## WHAT TO PRODUCE
Your task is to repeat the lines below exactly, excluding any pictures they contain.

Extracted records:
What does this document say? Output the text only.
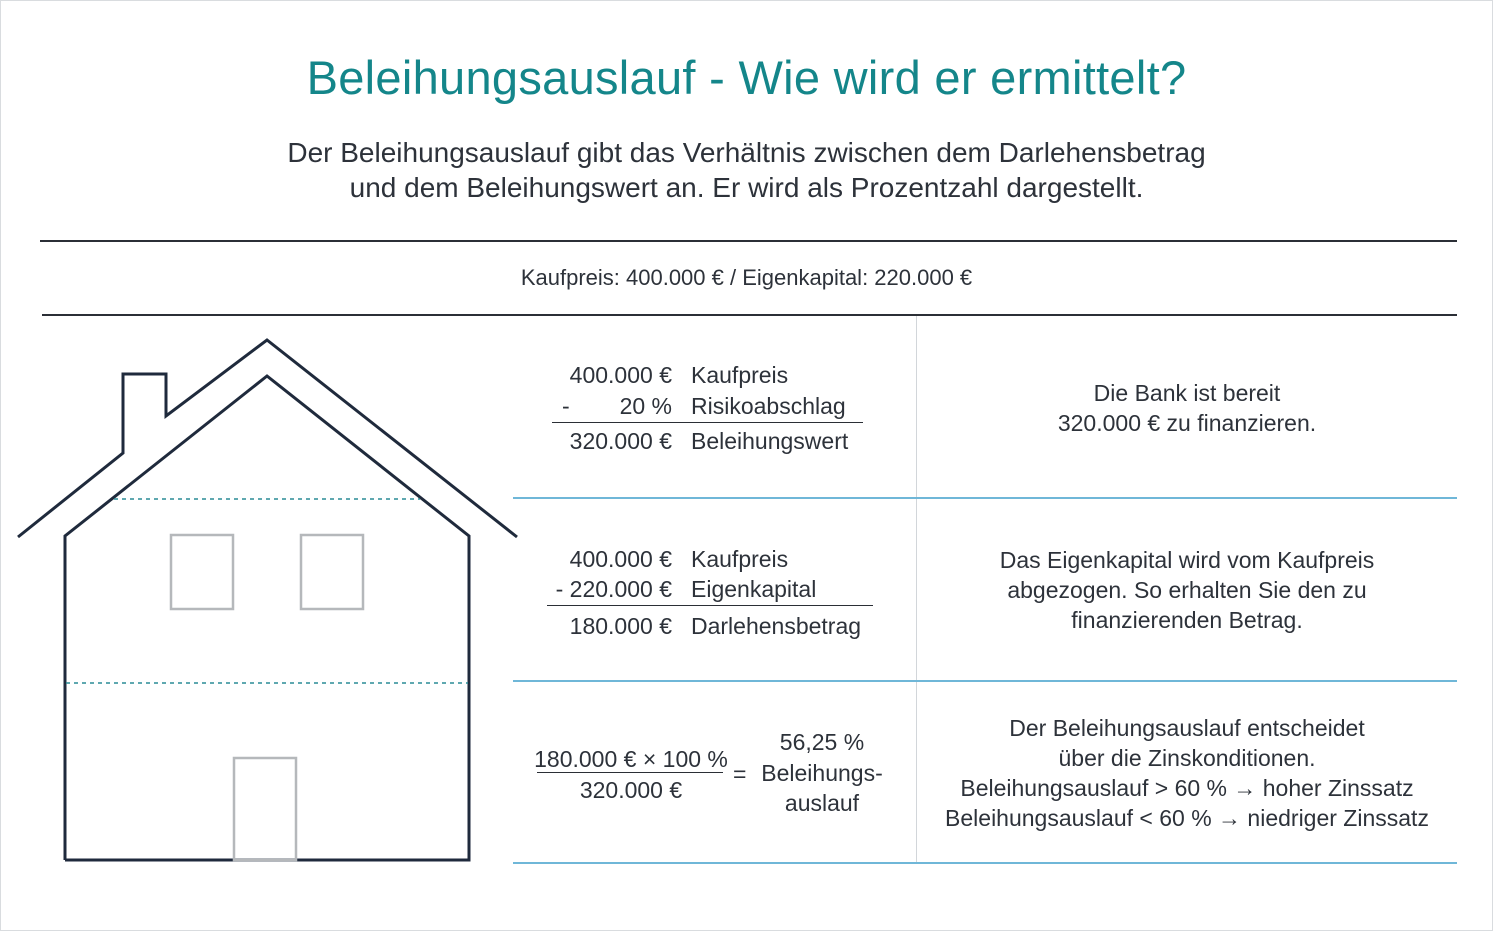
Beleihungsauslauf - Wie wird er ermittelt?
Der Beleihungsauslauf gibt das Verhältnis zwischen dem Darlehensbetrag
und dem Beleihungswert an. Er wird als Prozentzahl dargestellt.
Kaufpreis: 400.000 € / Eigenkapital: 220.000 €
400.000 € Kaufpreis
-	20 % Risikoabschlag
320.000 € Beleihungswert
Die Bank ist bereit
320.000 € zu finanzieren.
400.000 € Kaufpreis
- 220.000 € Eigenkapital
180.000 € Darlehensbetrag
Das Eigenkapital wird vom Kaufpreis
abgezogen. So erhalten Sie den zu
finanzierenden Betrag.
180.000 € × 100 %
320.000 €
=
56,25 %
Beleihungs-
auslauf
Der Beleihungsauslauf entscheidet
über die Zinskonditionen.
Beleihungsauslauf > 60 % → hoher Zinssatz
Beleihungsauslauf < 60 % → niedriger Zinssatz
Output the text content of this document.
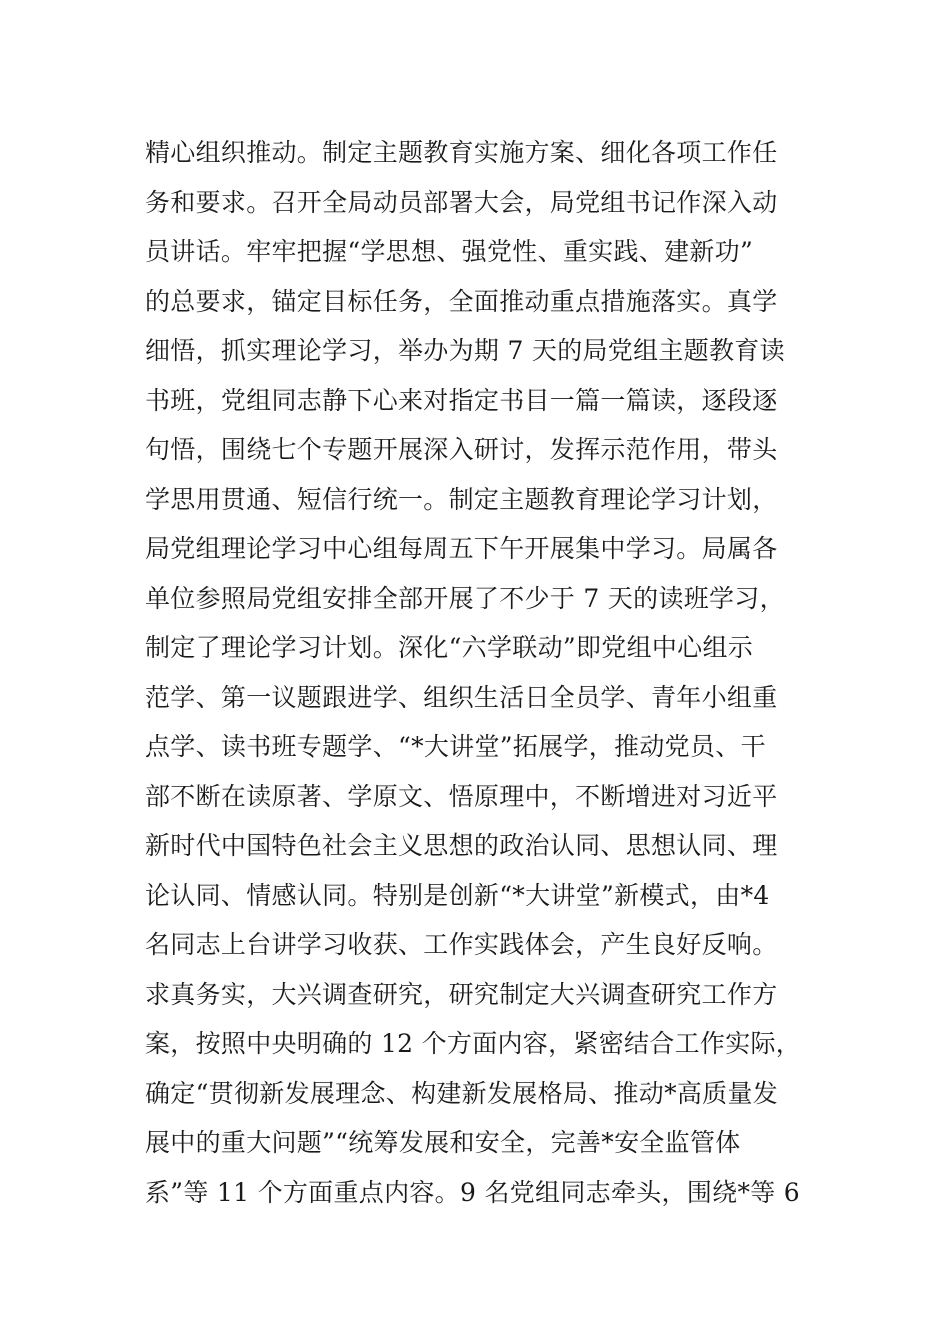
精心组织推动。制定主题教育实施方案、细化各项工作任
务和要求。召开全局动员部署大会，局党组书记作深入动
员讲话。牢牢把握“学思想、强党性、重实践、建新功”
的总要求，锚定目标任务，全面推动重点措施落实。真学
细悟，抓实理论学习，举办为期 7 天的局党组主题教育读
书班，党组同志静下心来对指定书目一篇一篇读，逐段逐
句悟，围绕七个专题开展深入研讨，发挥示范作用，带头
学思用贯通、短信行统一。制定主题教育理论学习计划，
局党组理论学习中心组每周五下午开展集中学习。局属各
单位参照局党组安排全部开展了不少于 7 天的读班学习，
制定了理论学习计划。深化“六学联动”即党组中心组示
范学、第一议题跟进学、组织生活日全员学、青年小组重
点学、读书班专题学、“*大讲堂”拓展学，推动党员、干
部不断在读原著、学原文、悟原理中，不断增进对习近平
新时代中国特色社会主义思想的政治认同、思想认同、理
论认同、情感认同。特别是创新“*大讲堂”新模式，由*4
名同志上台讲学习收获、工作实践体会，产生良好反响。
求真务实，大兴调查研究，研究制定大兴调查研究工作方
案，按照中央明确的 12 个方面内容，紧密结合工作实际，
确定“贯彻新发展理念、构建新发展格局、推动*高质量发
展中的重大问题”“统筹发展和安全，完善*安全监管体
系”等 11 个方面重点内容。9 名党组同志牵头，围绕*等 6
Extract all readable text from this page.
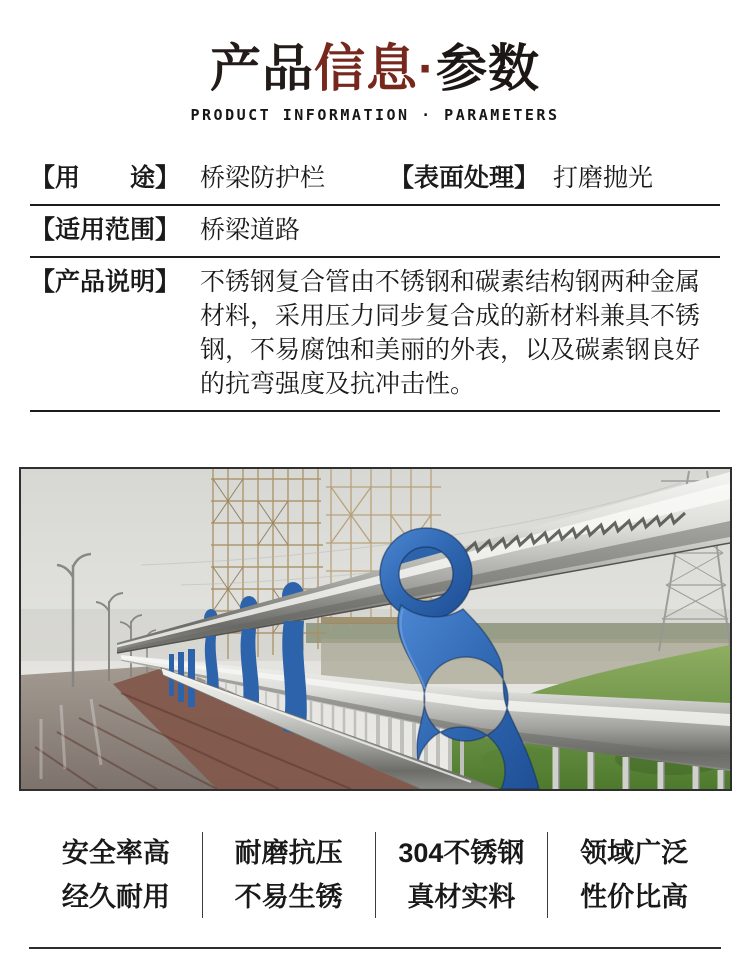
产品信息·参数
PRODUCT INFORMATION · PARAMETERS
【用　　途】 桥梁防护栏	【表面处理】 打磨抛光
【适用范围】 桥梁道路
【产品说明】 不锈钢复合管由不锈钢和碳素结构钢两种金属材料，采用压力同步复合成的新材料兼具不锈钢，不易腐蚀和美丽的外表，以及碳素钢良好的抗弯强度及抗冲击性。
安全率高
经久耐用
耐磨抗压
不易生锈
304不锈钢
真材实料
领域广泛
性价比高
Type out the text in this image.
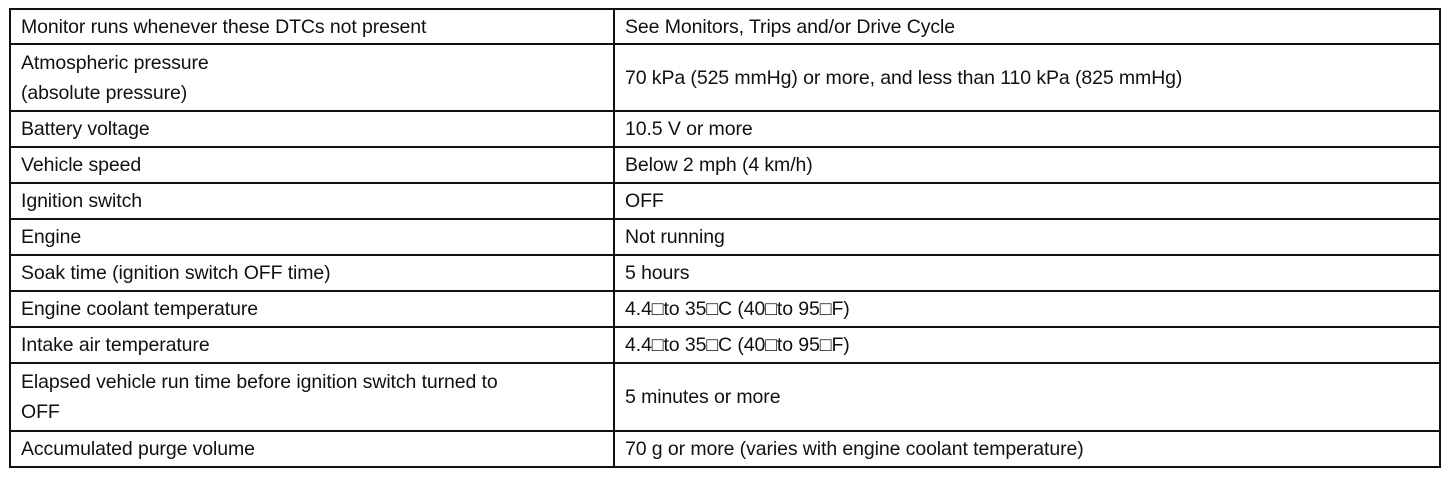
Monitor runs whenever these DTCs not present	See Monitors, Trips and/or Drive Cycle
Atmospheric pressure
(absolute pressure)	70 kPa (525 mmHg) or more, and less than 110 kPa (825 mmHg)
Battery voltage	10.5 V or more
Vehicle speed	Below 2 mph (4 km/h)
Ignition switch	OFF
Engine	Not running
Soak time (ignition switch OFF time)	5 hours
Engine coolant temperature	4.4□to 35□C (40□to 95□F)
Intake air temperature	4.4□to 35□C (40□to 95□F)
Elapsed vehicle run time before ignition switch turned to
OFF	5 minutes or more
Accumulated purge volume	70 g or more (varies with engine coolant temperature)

## ANSWER TO THE TASK
What does this document say? Output the text only.
Beleihungsauslauf - Wie wird er ermittelt?
Der Beleihungsauslauf gibt das Verhältnis zwischen dem Darlehensbetrag
und dem Beleihungswert an. Er wird als Prozentzahl dargestellt.
Kaufpreis: 400.000 € / Eigenkapital: 220.000 €
400.000 € Kaufpreis
-	20 % Risikoabschlag
320.000 € Beleihungswert
Die Bank ist bereit
320.000 € zu finanzieren.
400.000 € Kaufpreis
- 220.000 € Eigenkapital
180.000 € Darlehensbetrag
Das Eigenkapital wird vom Kaufpreis
abgezogen. So erhalten Sie den zu
finanzierenden Betrag.
180.000 € × 100 %
320.000 €
=
56,25 %
Beleihungs-
auslauf
Der Beleihungsauslauf entscheidet
über die Zinskonditionen.
Beleihungsauslauf > 60 % → hoher Zinssatz
Beleihungsauslauf < 60 % → niedriger Zinssatz
Output the text content of this document.
精心组织推动。制定主题教育实施方案、细化各项工作任
务和要求。召开全局动员部署大会，局党组书记作深入动
员讲话。牢牢把握“学思想、强党性、重实践、建新功”
的总要求，锚定目标任务，全面推动重点措施落实。真学
细悟，抓实理论学习，举办为期 7 天的局党组主题教育读
书班，党组同志静下心来对指定书目一篇一篇读，逐段逐
句悟，围绕七个专题开展深入研讨，发挥示范作用，带头
学思用贯通、短信行统一。制定主题教育理论学习计划，
局党组理论学习中心组每周五下午开展集中学习。局属各
单位参照局党组安排全部开展了不少于 7 天的读班学习，
制定了理论学习计划。深化“六学联动”即党组中心组示
范学、第一议题跟进学、组织生活日全员学、青年小组重
点学、读书班专题学、“*大讲堂”拓展学，推动党员、干
部不断在读原著、学原文、悟原理中，不断增进对习近平
新时代中国特色社会主义思想的政治认同、思想认同、理
论认同、情感认同。特别是创新“*大讲堂”新模式，由*4
名同志上台讲学习收获、工作实践体会，产生良好反响。
求真务实，大兴调查研究，研究制定大兴调查研究工作方
案，按照中央明确的 12 个方面内容，紧密结合工作实际，
确定“贯彻新发展理念、构建新发展格局、推动*高质量发
展中的重大问题”“统筹发展和安全，完善*安全监管体
系”等 11 个方面重点内容。9 名党组同志牵头，围绕*等 6
Extract all readable text from this page.
产品信息·参数
PRODUCT INFORMATION · PARAMETERS
【用　　途】 桥梁防护栏	【表面处理】 打磨抛光
【适用范围】 桥梁道路
【产品说明】 不锈钢复合管由不锈钢和碳素结构钢两种金属材料，采用压力同步复合成的新材料兼具不锈钢，不易腐蚀和美丽的外表，以及碳素钢良好的抗弯强度及抗冲击性。
安全率高
经久耐用
耐磨抗压
不易生锈
304不锈钢
真材实料
领域广泛
性价比高
Type out the text in this image.
Monitor runs whenever these DTCs not present	See Monitors, Trips and/or Drive Cycle
Atmospheric pressure
(absolute pressure)	70 kPa (525 mmHg) or more, and less than 110 kPa (825 mmHg)
Battery voltage	10.5 V or more
Vehicle speed	Below 2 mph (4 km/h)
Ignition switch	OFF
Engine	Not running
Soak time (ignition switch OFF time)	5 hours
Engine coolant temperature	4.4□to 35□C (40□to 95□F)
Intake air temperature	4.4□to 35□C (40□to 95□F)
Elapsed vehicle run time before ignition switch turned to
OFF	5 minutes or more
Accumulated purge volume	70 g or more (varies with engine coolant temperature)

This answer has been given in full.